# Input rows start

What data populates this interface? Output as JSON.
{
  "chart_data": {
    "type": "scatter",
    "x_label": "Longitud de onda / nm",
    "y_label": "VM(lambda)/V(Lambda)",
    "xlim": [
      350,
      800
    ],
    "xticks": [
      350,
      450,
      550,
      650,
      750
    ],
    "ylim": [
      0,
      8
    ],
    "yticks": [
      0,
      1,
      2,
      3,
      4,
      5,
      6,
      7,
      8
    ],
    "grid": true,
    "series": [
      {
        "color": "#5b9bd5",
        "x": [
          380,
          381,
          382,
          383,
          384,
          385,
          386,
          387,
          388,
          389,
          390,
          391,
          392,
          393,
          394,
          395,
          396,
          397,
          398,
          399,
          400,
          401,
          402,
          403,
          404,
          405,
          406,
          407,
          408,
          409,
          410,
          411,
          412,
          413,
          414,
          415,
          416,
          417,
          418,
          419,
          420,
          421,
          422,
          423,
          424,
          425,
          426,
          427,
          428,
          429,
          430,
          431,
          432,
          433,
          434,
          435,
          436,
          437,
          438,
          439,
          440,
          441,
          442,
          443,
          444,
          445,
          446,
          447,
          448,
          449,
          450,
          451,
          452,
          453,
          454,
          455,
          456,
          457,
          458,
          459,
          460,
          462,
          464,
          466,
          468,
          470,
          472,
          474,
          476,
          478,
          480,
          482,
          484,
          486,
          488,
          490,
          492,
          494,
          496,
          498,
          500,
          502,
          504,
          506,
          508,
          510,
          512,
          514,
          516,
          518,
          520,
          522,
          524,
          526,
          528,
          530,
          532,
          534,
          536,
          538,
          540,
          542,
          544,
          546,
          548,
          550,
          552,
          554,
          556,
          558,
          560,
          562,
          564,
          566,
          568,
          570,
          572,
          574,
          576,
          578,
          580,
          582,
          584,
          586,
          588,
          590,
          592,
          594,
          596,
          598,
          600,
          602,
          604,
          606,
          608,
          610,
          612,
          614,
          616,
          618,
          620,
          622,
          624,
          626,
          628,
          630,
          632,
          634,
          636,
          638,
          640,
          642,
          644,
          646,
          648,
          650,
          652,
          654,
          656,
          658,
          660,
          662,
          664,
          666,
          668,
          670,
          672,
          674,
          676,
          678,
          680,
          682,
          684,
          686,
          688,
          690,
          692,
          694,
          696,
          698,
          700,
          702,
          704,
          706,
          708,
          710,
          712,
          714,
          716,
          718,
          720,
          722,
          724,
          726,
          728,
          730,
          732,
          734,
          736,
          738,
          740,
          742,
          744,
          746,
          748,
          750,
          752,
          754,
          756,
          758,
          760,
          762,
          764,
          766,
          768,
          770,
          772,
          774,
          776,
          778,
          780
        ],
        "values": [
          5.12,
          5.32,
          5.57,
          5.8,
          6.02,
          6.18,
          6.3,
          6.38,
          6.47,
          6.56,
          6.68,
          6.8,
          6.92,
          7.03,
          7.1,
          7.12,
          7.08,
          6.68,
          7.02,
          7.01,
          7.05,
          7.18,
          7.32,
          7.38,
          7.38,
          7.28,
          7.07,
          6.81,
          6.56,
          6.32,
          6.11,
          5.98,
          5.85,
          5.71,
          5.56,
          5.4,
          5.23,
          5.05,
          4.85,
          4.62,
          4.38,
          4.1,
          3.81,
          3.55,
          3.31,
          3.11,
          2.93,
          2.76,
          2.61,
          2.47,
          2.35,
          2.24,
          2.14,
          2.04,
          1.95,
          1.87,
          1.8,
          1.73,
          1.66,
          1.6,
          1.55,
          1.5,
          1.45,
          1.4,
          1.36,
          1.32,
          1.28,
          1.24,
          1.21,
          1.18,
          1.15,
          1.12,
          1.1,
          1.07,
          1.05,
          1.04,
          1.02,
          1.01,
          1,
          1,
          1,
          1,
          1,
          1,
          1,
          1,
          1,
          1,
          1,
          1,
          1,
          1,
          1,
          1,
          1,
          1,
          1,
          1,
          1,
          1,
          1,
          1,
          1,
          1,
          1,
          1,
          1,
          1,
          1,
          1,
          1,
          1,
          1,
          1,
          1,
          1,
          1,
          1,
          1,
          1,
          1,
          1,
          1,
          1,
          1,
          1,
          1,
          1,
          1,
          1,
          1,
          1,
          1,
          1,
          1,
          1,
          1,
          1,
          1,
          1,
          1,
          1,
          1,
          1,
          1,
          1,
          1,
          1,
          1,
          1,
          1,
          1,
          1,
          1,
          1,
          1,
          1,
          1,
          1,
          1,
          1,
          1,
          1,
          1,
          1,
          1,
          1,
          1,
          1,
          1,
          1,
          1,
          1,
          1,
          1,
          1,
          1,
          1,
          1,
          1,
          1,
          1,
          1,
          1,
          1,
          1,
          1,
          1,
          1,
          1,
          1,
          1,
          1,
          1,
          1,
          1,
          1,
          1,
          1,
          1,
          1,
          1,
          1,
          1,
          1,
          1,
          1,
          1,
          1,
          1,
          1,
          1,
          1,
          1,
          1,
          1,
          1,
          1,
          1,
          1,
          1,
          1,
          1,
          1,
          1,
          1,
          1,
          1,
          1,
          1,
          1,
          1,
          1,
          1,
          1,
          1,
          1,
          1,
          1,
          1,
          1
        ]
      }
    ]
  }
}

# Input rows end

Short problem => Give the entries once more, exactly as they appear.

Answer to the exercise =>
What data populates this interface? Output as JSON.
{
  "chart_data": {
    "type": "scatter",
    "x_label": "Longitud de onda / nm",
    "y_label": "VM(lambda)/V(Lambda)",
    "xlim": [
      350,
      800
    ],
    "xticks": [
      350,
      450,
      550,
      650,
      750
    ],
    "ylim": [
      0,
      8
    ],
    "yticks": [
      0,
      1,
      2,
      3,
      4,
      5,
      6,
      7,
      8
    ],
    "grid": true,
    "series": [
      {
        "color": "#5b9bd5",
        "x": [
          380,
          381,
          382,
          383,
          384,
          385,
          386,
          387,
          388,
          389,
          390,
          391,
          392,
          393,
          394,
          395,
          396,
          397,
          398,
          399,
          400,
          401,
          402,
          403,
          404,
          405,
          406,
          407,
          408,
          409,
          410,
          411,
          412,
          413,
          414,
          415,
          416,
          417,
          418,
          419,
          420,
          421,
          422,
          423,
          424,
          425,
          426,
          427,
          428,
          429,
          430,
          431,
          432,
          433,
          434,
          435,
          436,
          437,
          438,
          439,
          440,
          441,
          442,
          443,
          444,
          445,
          446,
          447,
          448,
          449,
          450,
          451,
          452,
          453,
          454,
          455,
          456,
          457,
          458,
          459,
          460,
          462,
          464,
          466,
          468,
          470,
          472,
          474,
          476,
          478,
          480,
          482,
          484,
          486,
          488,
          490,
          492,
          494,
          496,
          498,
          500,
          502,
          504,
          506,
          508,
          510,
          512,
          514,
          516,
          518,
          520,
          522,
          524,
          526,
          528,
          530,
          532,
          534,
          536,
          538,
          540,
          542,
          544,
          546,
          548,
          550,
          552,
          554,
          556,
          558,
          560,
          562,
          564,
          566,
          568,
          570,
          572,
          574,
          576,
          578,
          580,
          582,
          584,
          586,
          588,
          590,
          592,
          594,
          596,
          598,
          600,
          602,
          604,
          606,
          608,
          610,
          612,
          614,
          616,
          618,
          620,
          622,
          624,
          626,
          628,
          630,
          632,
          634,
          636,
          638,
          640,
          642,
          644,
          646,
          648,
          650,
          652,
          654,
          656,
          658,
          660,
          662,
          664,
          666,
          668,
          670,
          672,
          674,
          676,
          678,
          680,
          682,
          684,
          686,
          688,
          690,
          692,
          694,
          696,
          698,
          700,
          702,
          704,
          706,
          708,
          710,
          712,
          714,
          716,
          718,
          720,
          722,
          724,
          726,
          728,
          730,
          732,
          734,
          736,
          738,
          740,
          742,
          744,
          746,
          748,
          750,
          752,
          754,
          756,
          758,
          760,
          762,
          764,
          766,
          768,
          770,
          772,
          774,
          776,
          778,
          780
        ],
        "values": [
          5.12,
          5.32,
          5.57,
          5.8,
          6.02,
          6.18,
          6.3,
          6.38,
          6.47,
          6.56,
          6.68,
          6.8,
          6.92,
          7.03,
          7.1,
          7.12,
          7.08,
          6.68,
          7.02,
          7.01,
          7.05,
          7.18,
          7.32,
          7.38,
          7.38,
          7.28,
          7.07,
          6.81,
          6.56,
          6.32,
          6.11,
          5.98,
          5.85,
          5.71,
          5.56,
          5.4,
          5.23,
          5.05,
          4.85,
          4.62,
          4.38,
          4.1,
          3.81,
          3.55,
          3.31,
          3.11,
          2.93,
          2.76,
          2.61,
          2.47,
          2.35,
          2.24,
          2.14,
          2.04,
          1.95,
          1.87,
          1.8,
          1.73,
          1.66,
          1.6,
          1.55,
          1.5,
          1.45,
          1.4,
          1.36,
          1.32,
          1.28,
          1.24,
          1.21,
          1.18,
          1.15,
          1.12,
          1.1,
          1.07,
          1.05,
          1.04,
          1.02,
          1.01,
          1,
          1,
          1,
          1,
          1,
          1,
          1,
          1,
          1,
          1,
          1,
          1,
          1,
          1,
          1,
          1,
          1,
          1,
          1,
          1,
          1,
          1,
          1,
          1,
          1,
          1,
          1,
          1,
          1,
          1,
          1,
          1,
          1,
          1,
          1,
          1,
          1,
          1,
          1,
          1,
          1,
          1,
          1,
          1,
          1,
          1,
          1,
          1,
          1,
          1,
          1,
          1,
          1,
          1,
          1,
          1,
          1,
          1,
          1,
          1,
          1,
          1,
          1,
          1,
          1,
          1,
          1,
          1,
          1,
          1,
          1,
          1,
          1,
          1,
          1,
          1,
          1,
          1,
          1,
          1,
          1,
          1,
          1,
          1,
          1,
          1,
          1,
          1,
          1,
          1,
          1,
          1,
          1,
          1,
          1,
          1,
          1,
          1,
          1,
          1,
          1,
          1,
          1,
          1,
          1,
          1,
          1,
          1,
          1,
          1,
          1,
          1,
          1,
          1,
          1,
          1,
          1,
          1,
          1,
          1,
          1,
          1,
          1,
          1,
          1,
          1,
          1,
          1,
          1,
          1,
          1,
          1,
          1,
          1,
          1,
          1,
          1,
          1,
          1,
          1,
          1,
          1,
          1,
          1,
          1,
          1,
          1,
          1,
          1,
          1,
          1,
          1,
          1,
          1,
          1,
          1,
          1,
          1,
          1,
          1,
          1,
          1,
          1
        ]
      }
    ]
  }
}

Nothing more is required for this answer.